* start *

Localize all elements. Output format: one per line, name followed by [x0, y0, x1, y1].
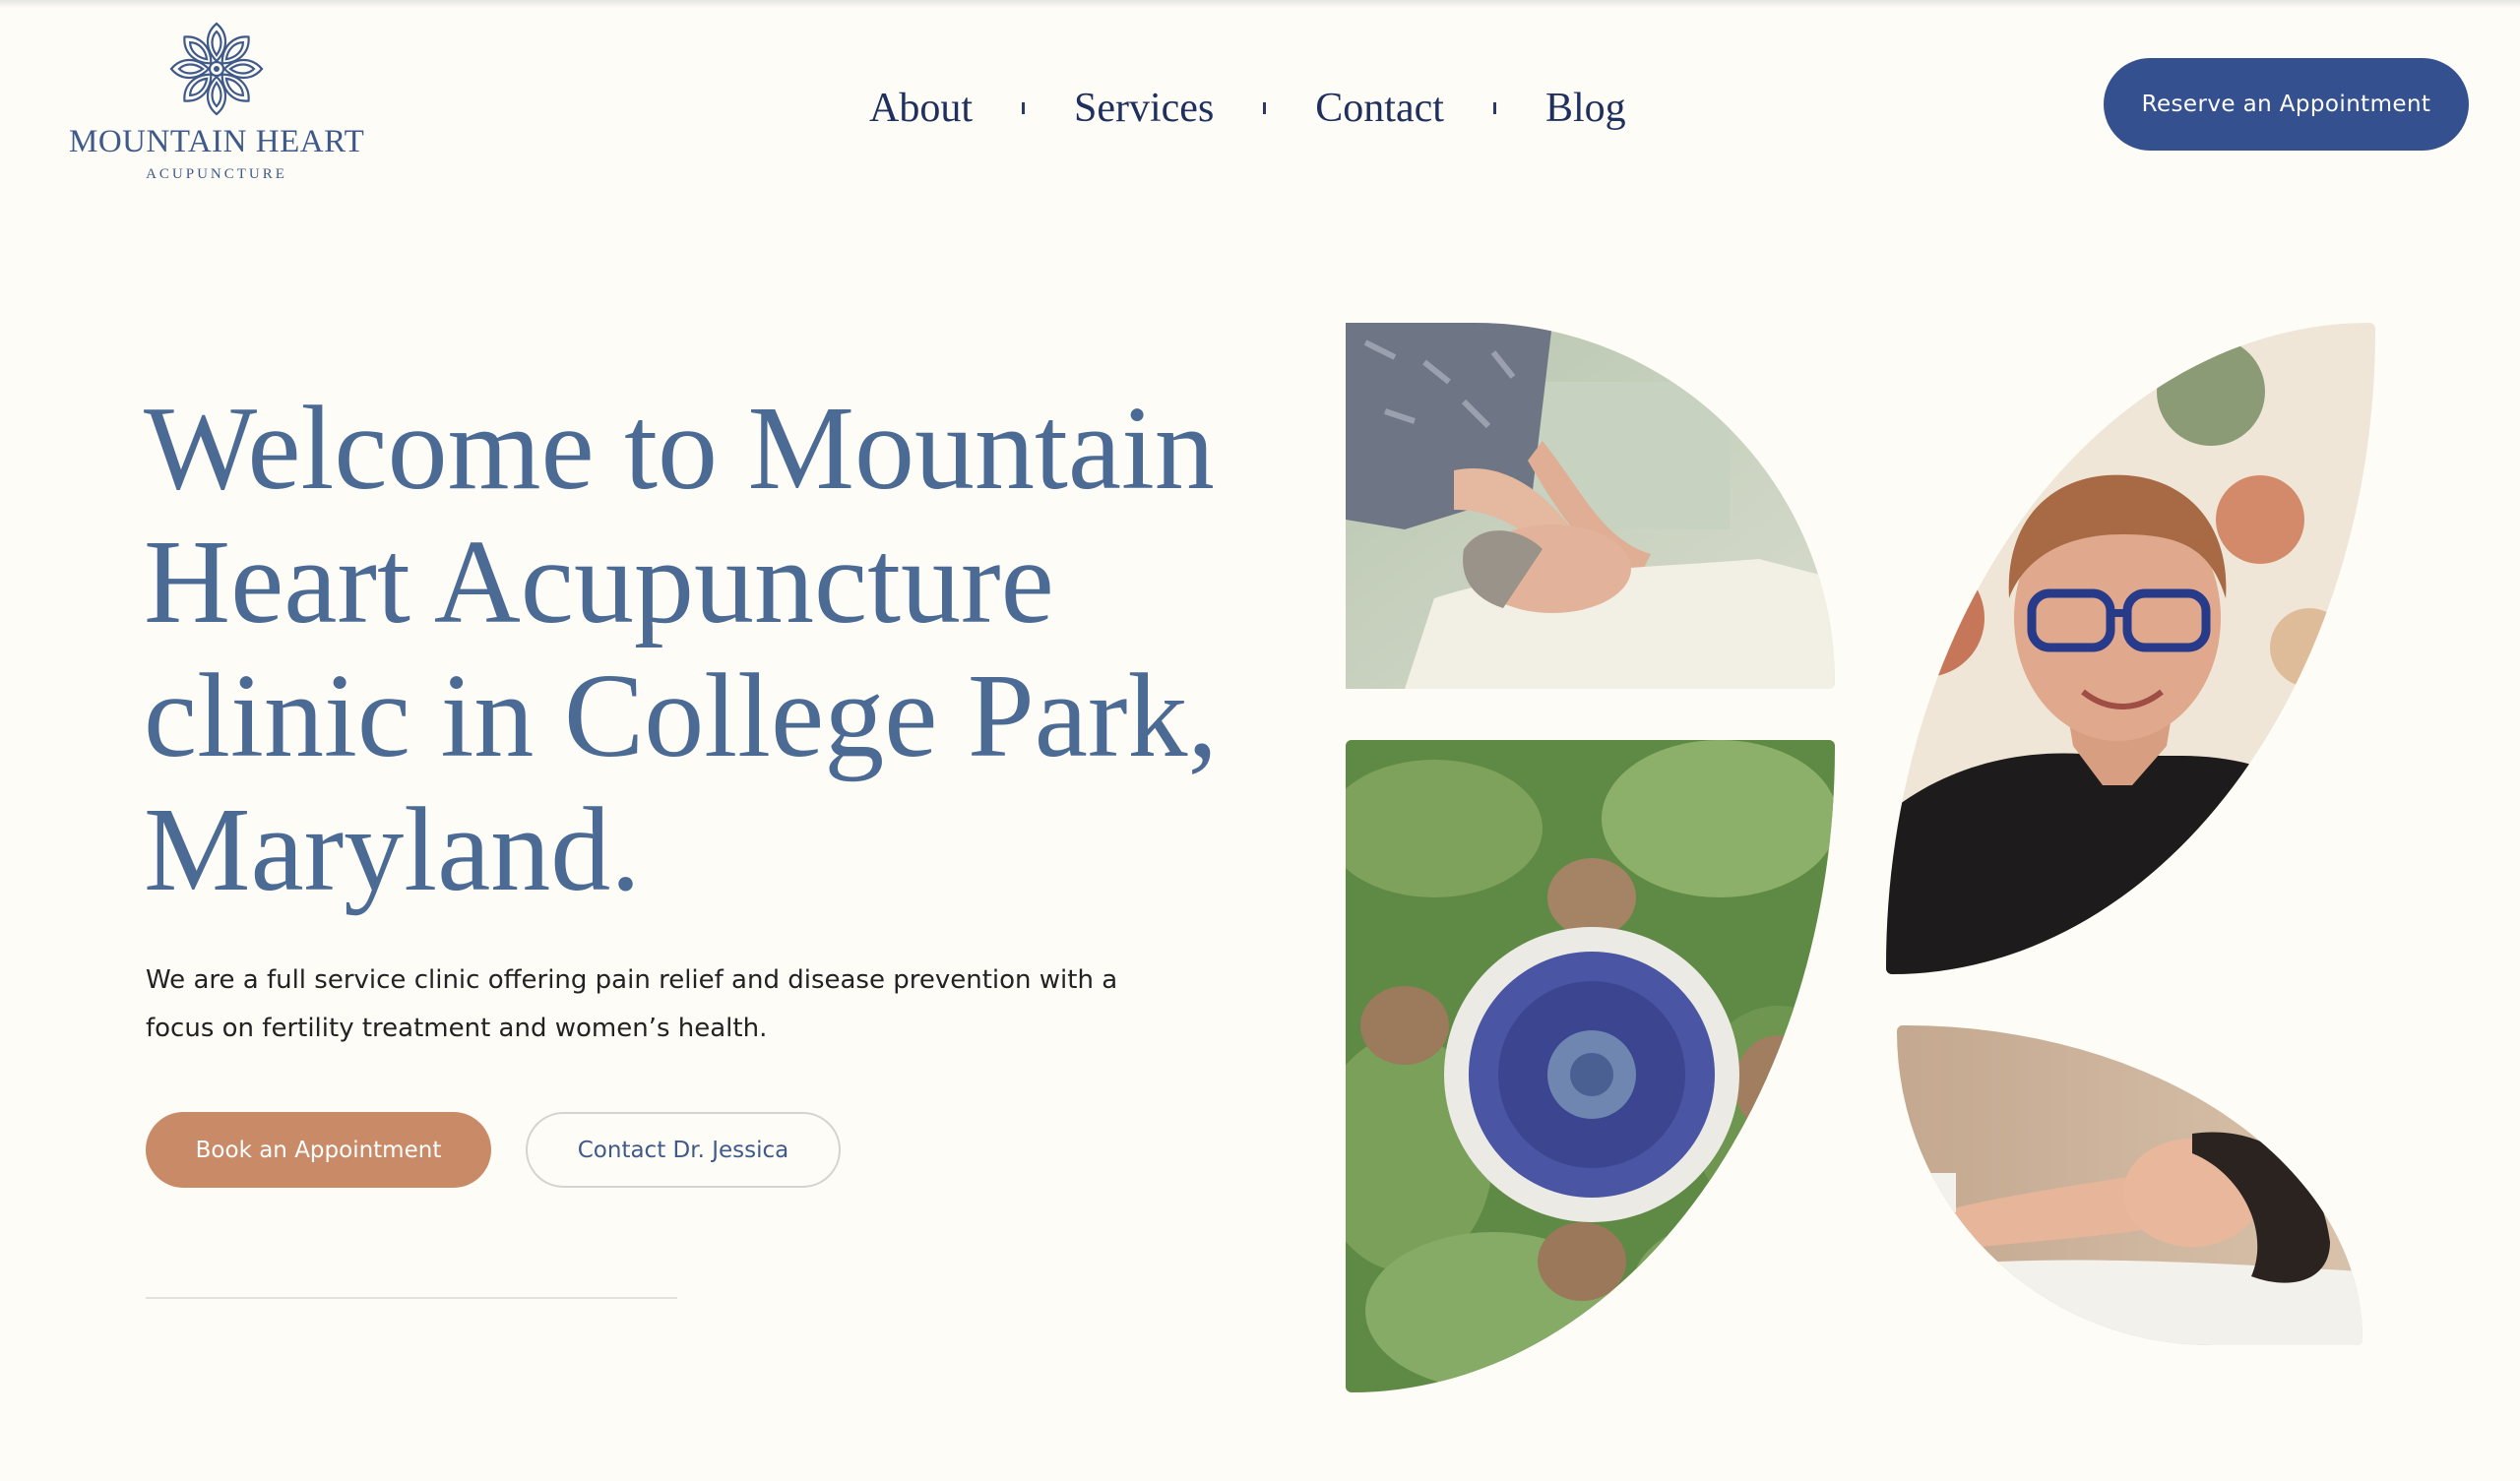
- nav-separator: [1492, 102, 1496, 114]
- page-top-shadow: [0, 0, 2520, 8]
- acupuncturist-treating-patient-photo: [1346, 323, 1835, 689]
- nav-link-blog[interactable]: Blog: [1545, 85, 1626, 132]
- reserve-appointment-button[interactable]: Reserve an Appointment: [2104, 58, 2469, 151]
- contact-dr-jessica-button[interactable]: Contact Dr. Jessica: [526, 1112, 841, 1188]
- hero-title: Welcome to Mountain Heart Acupuncture cl…: [144, 382, 1218, 916]
- nav-link-services[interactable]: Services: [1074, 85, 1214, 132]
- site-logo[interactable]: MOUNTAIN HEART ACUPUNCTURE: [69, 20, 364, 207]
- nav-link-about[interactable]: About: [869, 85, 973, 132]
- nav-link-contact[interactable]: Contact: [1315, 85, 1444, 132]
- hero-description: We are a full service clinic offering pa…: [146, 965, 1118, 1043]
- brand-name: MOUNTAIN HEART: [69, 124, 365, 159]
- nav-separator: [1263, 102, 1267, 114]
- lotus-mandala-icon: [169, 22, 264, 116]
- woman-relaxing-acupuncture-photo: [1897, 1025, 2362, 1345]
- brand-tagline: ACUPUNCTURE: [146, 166, 287, 182]
- hero-divider: [146, 1297, 677, 1299]
- nav-separator: [1022, 102, 1025, 114]
- dr-jessica-portrait-photo: [1886, 323, 2375, 974]
- mushroom-pinecones-leaves-photo: [1346, 740, 1835, 1392]
- main-nav: About Services Contact Blog: [869, 79, 1626, 138]
- book-appointment-button[interactable]: Book an Appointment: [146, 1112, 491, 1188]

* end *

## Requirement
Render each line of the rows above as a Markdown table with the columns No. and Content, numbering the lines and omitting any blank ones. Leave the pictures out.

## Output
| No. | Content |
|---|---|
| 1 | Localize all elements. Output format: one per line, name followed by [x0, y0, x1, y1]. |
| 2 | - nav-separator: [1492, 102, 1496, 114] |
| 3 | - page-top-shadow: [0, 0, 2520, 8] |
| 4 | - acupuncturist-treating-patient-photo: [1346, 323, 1835, 689] |
| 5 | - nav-link-blog[interactable]: Blog: [1545, 85, 1626, 132] |
| 6 | - reserve-appointment-button[interactable]: Reserve an Appointment: [2104, 58, 2469, 151] |
| 7 | - contact-dr-jessica-button[interactable]: Contact Dr. Jessica: [526, 1112, 841, 1188] |
| 8 | - hero-title: Welcome to Mountain Heart Acupuncture cl…: [144, 382, 1218, 916] |
| 9 | - nav-link-services[interactable]: Services: [1074, 85, 1214, 132] |
| 10 | - site-logo[interactable]: MOUNTAIN HEART ACUPUNCTURE: [69, 20, 364, 207] |
| 11 | - nav-link-about[interactable]: About: [869, 85, 973, 132] |
| 12 | - nav-link-contact[interactable]: Contact: [1315, 85, 1444, 132] |
| 13 | - hero-description: We are a full service clinic offering pa…: [146, 965, 1118, 1043] |
| 14 | - brand-name: MOUNTAIN HEART: [69, 124, 365, 159] |
| 15 | - nav-separator: [1263, 102, 1267, 114] |
| 16 | - lotus-mandala-icon: [169, 22, 264, 116] |
| 17 | - woman-relaxing-acupuncture-photo: [1897, 1025, 2362, 1345] |
| 18 | - brand-tagline: ACUPUNCTURE: [146, 166, 287, 182] |
| 19 | - hero-divider: [146, 1297, 677, 1299] |
| 20 | - nav-separator: [1022, 102, 1025, 114] |
| 21 | - dr-jessica-portrait-photo: [1886, 323, 2375, 974] |
| 22 | - mushroom-pinecones-leaves-photo: [1346, 740, 1835, 1392] |
| 23 | - main-nav: About Services Contact Blog: [869, 79, 1626, 138] |
| 24 | - book-appointment-button[interactable]: Book an Appointment: [146, 1112, 491, 1188] |